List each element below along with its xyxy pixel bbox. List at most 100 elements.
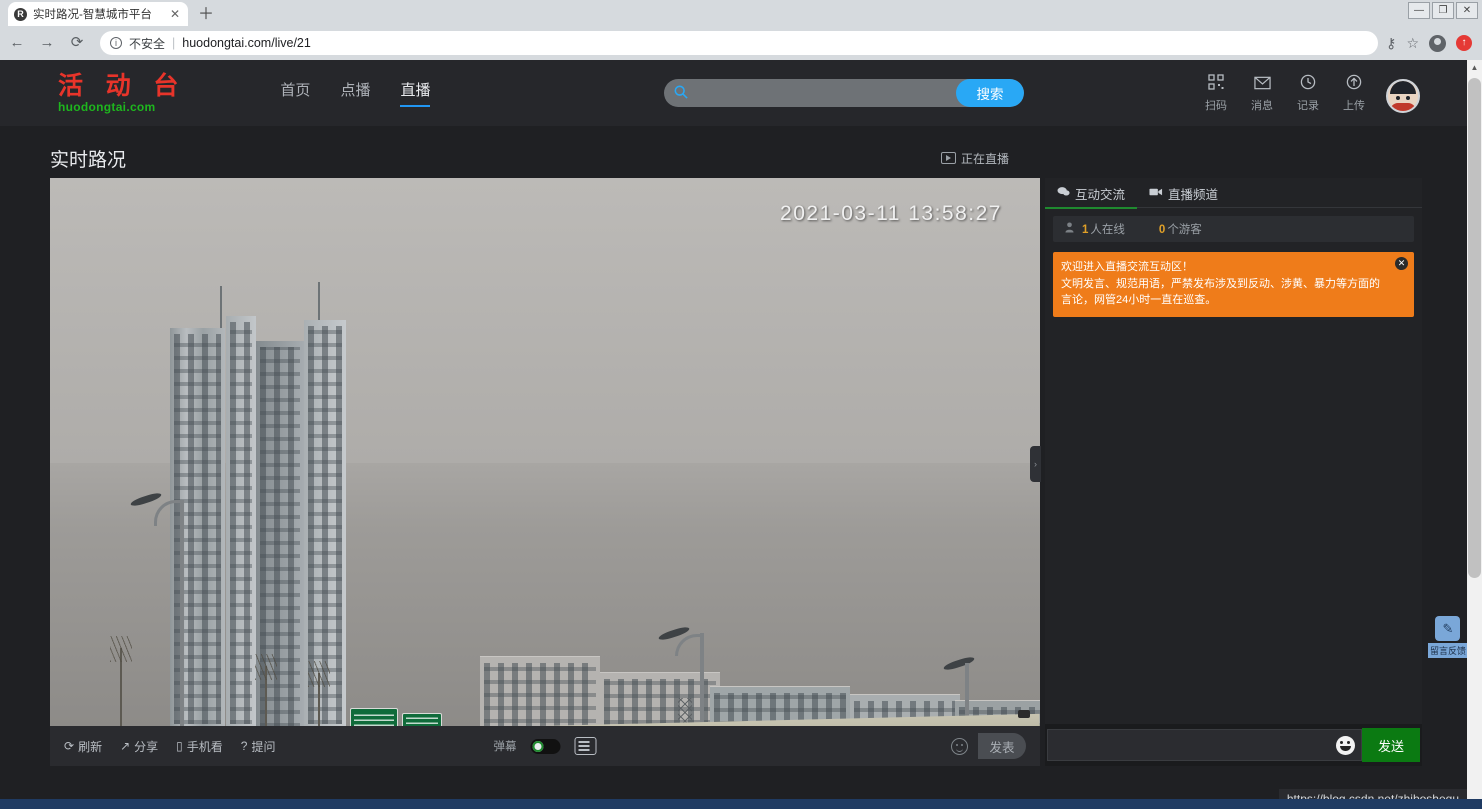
bare-tree [110,636,132,726]
page-body: 活 动 台 huodongtai.com 首页 点播 直播 搜索 扫码 消息 记… [0,60,1482,809]
online-count-label: 人在线 [1090,224,1125,236]
header-tool-scan-label: 扫码 [1205,99,1227,112]
new-tab-button[interactable]: ＋ [198,7,214,23]
pencil-icon[interactable]: ✎ [1435,616,1461,641]
key-icon[interactable]: ⚷ [1386,35,1396,52]
refresh-button[interactable]: ⟳ 刷新 [64,738,102,755]
page-scrollbar[interactable]: ▲ ▼ [1467,60,1482,809]
chat-input[interactable] [1054,738,1336,752]
feedback-widget[interactable]: ✎ 留言反馈 [1427,616,1468,658]
header-tool-upload[interactable]: 上传 [1340,74,1368,113]
search-bar[interactable]: 搜索 [664,79,1024,107]
skyscraper [170,328,225,726]
street-lamp-head [942,655,976,672]
mobile-phone-icon: ▯ [176,739,183,753]
bare-tree [308,661,330,726]
header-tool-scan[interactable]: 扫码 [1202,73,1230,113]
header-tools: 扫码 消息 记录 上传 [1202,73,1420,113]
danmaku-toggle[interactable] [530,738,561,754]
street-lamp-pole [180,500,184,726]
chat-message-list[interactable] [1045,317,1422,725]
chat-input-box[interactable] [1047,729,1362,761]
update-icon[interactable]: ↑ [1456,35,1472,51]
tab-favicon-icon: R [14,7,27,21]
tab-close-icon[interactable]: ✕ [168,7,182,21]
danmaku-settings-icon[interactable] [574,737,597,755]
logo-domain-text: huodongtai.com [58,99,156,114]
live-status-badge: 正在直播 [940,150,1009,167]
share-button[interactable]: ↗ 分享 [120,738,158,755]
minimize-button[interactable]: — [1408,2,1430,19]
camera-marker [1018,710,1030,718]
tab-live-channel[interactable]: 直播频道 [1137,178,1230,208]
question-mark-icon: ? [240,739,248,753]
emoji-icon[interactable] [1336,735,1355,755]
os-taskbar [0,799,1482,809]
header-tool-history[interactable]: 记录 [1294,74,1322,113]
address-bar[interactable]: i 不安全 | huodongtai.com/live/21 [100,31,1379,55]
post-danmaku-button[interactable]: 发表 [978,733,1026,759]
profile-icon[interactable] [1429,34,1446,52]
tab-title: 实时路况-智慧城市平台 [33,9,152,21]
chat-input-row: 发送 [1045,724,1422,766]
avatar[interactable] [1386,78,1420,113]
mobile-view-button[interactable]: ▯ 手机看 [176,738,223,755]
panel-collapse-handle[interactable]: › [1030,446,1041,482]
browser-toolbar: ← → ⟳ i 不安全 | huodongtai.com/live/21 ⚷ ☆… [0,26,1482,60]
share-icon: ↗ [120,739,131,753]
video-surface[interactable]: 2021-03-11 13:58:27 [50,178,1040,726]
emoji-icon[interactable] [951,737,968,755]
mobile-view-label: 手机看 [186,739,223,754]
nav-item-vod[interactable]: 点播 [340,79,370,107]
ask-question-button[interactable]: ? 提问 [241,738,276,755]
danmaku-post-group: 发表 [951,733,1026,759]
tab-interaction[interactable]: 互动交流 [1045,178,1138,209]
search-icon [664,85,698,102]
bookmark-star-icon[interactable]: ☆ [1406,35,1419,52]
header-tool-upload-label: 上传 [1343,99,1365,112]
site-info-icon[interactable]: i [110,37,122,49]
building [480,656,600,726]
upload-icon [1346,74,1362,94]
danmaku-controls: 弹幕 [494,737,597,755]
player-control-bar: ⟳ 刷新 ↗ 分享 ▯ 手机看 ? 提问 弹幕 发表 [50,726,1040,766]
bare-tree [255,654,277,726]
refresh-icon: ⟳ [64,739,75,753]
nav-item-home[interactable]: 首页 [280,79,310,107]
header-tool-history-label: 记录 [1297,99,1319,112]
send-message-button[interactable]: 发送 [1362,728,1420,762]
tab-live-channel-label: 直播频道 [1168,187,1219,202]
chat-notice: ✕ 欢迎进入直播交流互动区！ 文明发言、规范用语，严禁发布涉及到反动、涉黄、暴力… [1053,252,1414,317]
notice-close-icon[interactable]: ✕ [1395,257,1408,270]
header-tool-messages-label: 消息 [1251,99,1273,112]
close-window-button[interactable]: ✕ [1456,2,1478,19]
live-status-label: 正在直播 [960,151,1009,166]
danmaku-label: 弹幕 [493,741,517,753]
browser-tab[interactable]: R 实时路况-智慧城市平台 ✕ [8,2,188,26]
video-camera-icon [1149,186,1163,200]
search-input[interactable] [698,85,956,101]
refresh-label: 刷新 [78,739,103,754]
highway-sign [350,708,398,726]
skyscraper [226,316,256,726]
scroll-thumb[interactable] [1468,78,1481,578]
browser-titlebar: R 实时路况-智慧城市平台 ✕ ＋ — ❐ ✕ [0,0,1482,26]
notice-line-1: 欢迎进入直播交流互动区！ [1061,261,1193,273]
chat-tabs: 互动交流 直播频道 [1045,178,1422,209]
browser-chrome: R 实时路况-智慧城市平台 ✕ ＋ — ❐ ✕ ← → ⟳ i 不安全 | hu… [0,0,1482,60]
forward-icon[interactable]: → [36,32,58,54]
reload-icon[interactable]: ⟳ [66,32,88,54]
nav-item-live[interactable]: 直播 [400,79,431,107]
site-logo[interactable]: 活 动 台 huodongtai.com [58,72,185,114]
back-icon[interactable]: ← [6,32,28,54]
header-tool-messages[interactable]: 消息 [1248,76,1276,113]
search-button[interactable]: 搜索 [956,79,1024,107]
maximize-button[interactable]: ❐ [1432,2,1454,19]
toolbar-icons: ⚷ ☆ ↑ [1386,34,1476,52]
guest-count-stat: 0 个游客 [1159,221,1202,237]
street-lamp-pole [700,633,704,726]
chat-status-bar: 1 人在线 0 个游客 [1053,216,1414,242]
scroll-up-arrow[interactable]: ▲ [1467,60,1482,75]
main-navigation: 首页 点播 直播 [280,79,431,107]
online-count-stat: 1 人在线 [1082,221,1125,237]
########################################
Reproduce each line of the records above without alteration, omitting the pictures.

### Exercise output
List each element below along with its xyxy pixel bbox. List at most 100 elements.
bare-tree [110,636,132,726]
page-body: 活 动 台 huodongtai.com 首页 点播 直播 搜索 扫码 消息 记… [0,60,1482,809]
online-count-label: 人在线 [1090,224,1125,236]
header-tool-scan-label: 扫码 [1205,99,1227,112]
new-tab-button[interactable]: ＋ [198,7,214,23]
pencil-icon[interactable]: ✎ [1435,616,1461,641]
key-icon[interactable]: ⚷ [1386,35,1396,52]
refresh-button[interactable]: ⟳ 刷新 [64,738,102,755]
page-scrollbar[interactable]: ▲ ▼ [1467,60,1482,809]
chat-input[interactable] [1054,738,1336,752]
feedback-widget[interactable]: ✎ 留言反馈 [1427,616,1468,658]
header-tool-upload[interactable]: 上传 [1340,74,1368,113]
search-bar[interactable]: 搜索 [664,79,1024,107]
skyscraper [170,328,225,726]
street-lamp-head [942,655,976,672]
mobile-phone-icon: ▯ [176,739,183,753]
bare-tree [308,661,330,726]
header-tool-scan[interactable]: 扫码 [1202,73,1230,113]
header-tools: 扫码 消息 记录 上传 [1202,73,1420,113]
danmaku-toggle[interactable] [530,738,561,754]
street-lamp-pole [180,500,184,726]
chat-message-list[interactable] [1045,317,1422,725]
chat-input-box[interactable] [1047,729,1362,761]
update-icon[interactable]: ↑ [1456,35,1472,51]
tab-favicon-icon: R [14,7,27,21]
tab-close-icon[interactable]: ✕ [168,7,182,21]
danmaku-settings-icon[interactable] [574,737,597,755]
logo-domain-text: huodongtai.com [58,99,156,114]
live-status-badge: 正在直播 [940,150,1009,167]
share-button[interactable]: ↗ 分享 [120,738,158,755]
minimize-button[interactable]: — [1408,2,1430,19]
camera-marker [1018,710,1030,718]
tab-live-channel[interactable]: 直播频道 [1137,178,1230,208]
question-mark-icon: ? [240,739,248,753]
emoji-icon[interactable] [1336,735,1355,755]
os-taskbar [0,799,1482,809]
header-tool-history[interactable]: 记录 [1294,74,1322,113]
address-bar[interactable]: i 不安全 | huodongtai.com/live/21 [100,31,1379,55]
post-danmaku-button[interactable]: 发表 [978,733,1026,759]
profile-icon[interactable] [1429,34,1446,52]
tab-title: 实时路况-智慧城市平台 [33,9,152,21]
chat-input-row: 发送 [1045,724,1422,766]
avatar[interactable] [1386,78,1420,113]
mobile-view-button[interactable]: ▯ 手机看 [176,738,223,755]
panel-collapse-handle[interactable]: › [1030,446,1041,482]
browser-toolbar: ← → ⟳ i 不安全 | huodongtai.com/live/21 ⚷ ☆… [0,26,1482,60]
share-icon: ↗ [120,739,131,753]
video-surface[interactable]: 2021-03-11 13:58:27 [50,178,1040,726]
emoji-icon[interactable] [951,737,968,755]
mobile-view-label: 手机看 [186,739,223,754]
nav-item-vod[interactable]: 点播 [340,79,370,107]
ask-question-button[interactable]: ? 提问 [241,738,276,755]
danmaku-post-group: 发表 [951,733,1026,759]
tab-interaction[interactable]: 互动交流 [1045,178,1138,209]
search-icon [664,85,698,102]
bookmark-star-icon[interactable]: ☆ [1406,35,1419,52]
header-tool-upload-label: 上传 [1343,99,1365,112]
site-info-icon[interactable]: i [110,37,122,49]
building [480,656,600,726]
upload-icon [1346,74,1362,94]
danmaku-controls: 弹幕 [494,737,597,755]
player-control-bar: ⟳ 刷新 ↗ 分享 ▯ 手机看 ? 提问 弹幕 发表 [50,726,1040,766]
bare-tree [255,654,277,726]
refresh-icon: ⟳ [64,739,75,753]
nav-item-home[interactable]: 首页 [280,79,310,107]
header-tool-history-label: 记录 [1297,99,1319,112]
send-message-button[interactable]: 发送 [1362,728,1420,762]
tab-live-channel-label: 直播频道 [1168,187,1219,202]
chat-notice: ✕ 欢迎进入直播交流互动区！ 文明发言、规范用语，严禁发布涉及到反动、涉黄、暴力… [1053,252,1414,317]
notice-close-icon[interactable]: ✕ [1395,257,1408,270]
header-tool-messages-label: 消息 [1251,99,1273,112]
close-window-button[interactable]: ✕ [1456,2,1478,19]
live-status-label: 正在直播 [960,151,1009,166]
danmaku-label: 弹幕 [493,741,517,753]
browser-tab[interactable]: R 实时路况-智慧城市平台 ✕ [8,2,188,26]
video-camera-icon [1149,186,1163,200]
search-input[interactable] [698,85,956,101]
refresh-label: 刷新 [78,739,103,754]
highway-sign [350,708,398,726]
skyscraper [226,316,256,726]
scroll-thumb[interactable] [1468,78,1481,578]
browser-titlebar: R 实时路况-智慧城市平台 ✕ ＋ — ❐ ✕ [0,0,1482,26]
notice-line-1: 欢迎进入直播交流互动区！ [1061,261,1193,273]
chat-tabs: 互动交流 直播频道 [1045,178,1422,209]
browser-chrome: R 实时路况-智慧城市平台 ✕ ＋ — ❐ ✕ ← → ⟳ i 不安全 | hu… [0,0,1482,60]
forward-icon[interactable]: → [36,32,58,54]
reload-icon[interactable]: ⟳ [66,32,88,54]
nav-item-live[interactable]: 直播 [400,79,431,107]
site-logo[interactable]: 活 动 台 huodongtai.com [58,72,185,114]
back-icon[interactable]: ← [6,32,28,54]
header-tool-messages[interactable]: 消息 [1248,76,1276,113]
search-button[interactable]: 搜索 [956,79,1024,107]
maximize-button[interactable]: ❐ [1432,2,1454,19]
toolbar-icons: ⚷ ☆ ↑ [1386,34,1476,52]
guest-count-stat: 0 个游客 [1159,221,1202,237]
street-lamp-pole [700,633,704,726]
chat-status-bar: 1 人在线 0 个游客 [1053,216,1414,242]
scroll-up-arrow[interactable]: ▲ [1467,60,1482,75]
main-navigation: 首页 点播 直播 [280,79,431,107]
online-count-stat: 1 人在线 [1082,221,1125,237]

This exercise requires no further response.